◆ YOUR INSTRUCTIONS ◆
Please give the listing again, word for word, with nothing left out.

_____

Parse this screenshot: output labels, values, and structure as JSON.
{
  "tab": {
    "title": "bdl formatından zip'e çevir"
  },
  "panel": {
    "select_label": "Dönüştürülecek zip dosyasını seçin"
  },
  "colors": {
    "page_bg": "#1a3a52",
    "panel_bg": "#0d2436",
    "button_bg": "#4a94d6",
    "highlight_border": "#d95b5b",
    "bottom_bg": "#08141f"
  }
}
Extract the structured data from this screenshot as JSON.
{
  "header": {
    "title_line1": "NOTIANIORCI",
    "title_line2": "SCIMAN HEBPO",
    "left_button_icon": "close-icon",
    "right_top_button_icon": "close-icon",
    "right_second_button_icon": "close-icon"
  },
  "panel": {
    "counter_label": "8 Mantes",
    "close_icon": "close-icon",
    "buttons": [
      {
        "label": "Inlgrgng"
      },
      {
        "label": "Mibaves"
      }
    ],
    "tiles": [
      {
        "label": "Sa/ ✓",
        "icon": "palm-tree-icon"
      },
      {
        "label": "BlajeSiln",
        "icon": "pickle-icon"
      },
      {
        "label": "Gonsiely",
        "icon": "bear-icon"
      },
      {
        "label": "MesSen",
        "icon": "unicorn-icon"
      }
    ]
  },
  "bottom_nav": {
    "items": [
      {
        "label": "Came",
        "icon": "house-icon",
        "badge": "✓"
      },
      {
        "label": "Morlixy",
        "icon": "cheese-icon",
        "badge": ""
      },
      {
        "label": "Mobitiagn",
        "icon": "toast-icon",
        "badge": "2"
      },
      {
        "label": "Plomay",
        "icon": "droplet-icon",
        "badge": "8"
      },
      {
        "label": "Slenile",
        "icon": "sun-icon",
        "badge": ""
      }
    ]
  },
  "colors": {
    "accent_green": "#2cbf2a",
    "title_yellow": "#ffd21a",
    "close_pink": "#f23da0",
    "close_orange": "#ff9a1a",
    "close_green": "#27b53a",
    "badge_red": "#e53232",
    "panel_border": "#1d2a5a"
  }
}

_____

◆ FINAL RESULT ◆
Parse this screenshot: output labels, values, and structure as JSON.
{
  "tab": {
    "title": "bdl formatından zip'e çevir"
  },
  "panel": {
    "select_label": "Dönüştürülecek zip dosyasını seçin"
  },
  "colors": {
    "page_bg": "#1a3a52",
    "panel_bg": "#0d2436",
    "button_bg": "#4a94d6",
    "highlight_border": "#d95b5b",
    "bottom_bg": "#08141f"
  }
}
Extract the structured data from this screenshot as JSON.
{
  "header": {
    "title_line1": "NOTIANIORCI",
    "title_line2": "SCIMAN HEBPO",
    "left_button_icon": "close-icon",
    "right_top_button_icon": "close-icon",
    "right_second_button_icon": "close-icon"
  },
  "panel": {
    "counter_label": "8 Mantes",
    "close_icon": "close-icon",
    "buttons": [
      {
        "label": "Inlgrgng"
      },
      {
        "label": "Mibaves"
      }
    ],
    "tiles": [
      {
        "label": "Sa/ ✓",
        "icon": "palm-tree-icon"
      },
      {
        "label": "BlajeSiln",
        "icon": "pickle-icon"
      },
      {
        "label": "Gonsiely",
        "icon": "bear-icon"
      },
      {
        "label": "MesSen",
        "icon": "unicorn-icon"
      }
    ]
  },
  "bottom_nav": {
    "items": [
      {
        "label": "Came",
        "icon": "house-icon",
        "badge": "✓"
      },
      {
        "label": "Morlixy",
        "icon": "cheese-icon",
        "badge": ""
      },
      {
        "label": "Mobitiagn",
        "icon": "toast-icon",
        "badge": "2"
      },
      {
        "label": "Plomay",
        "icon": "droplet-icon",
        "badge": "8"
      },
      {
        "label": "Slenile",
        "icon": "sun-icon",
        "badge": ""
      }
    ]
  },
  "colors": {
    "accent_green": "#2cbf2a",
    "title_yellow": "#ffd21a",
    "close_pink": "#f23da0",
    "close_orange": "#ff9a1a",
    "close_green": "#27b53a",
    "badge_red": "#e53232",
    "panel_border": "#1d2a5a"
  }
}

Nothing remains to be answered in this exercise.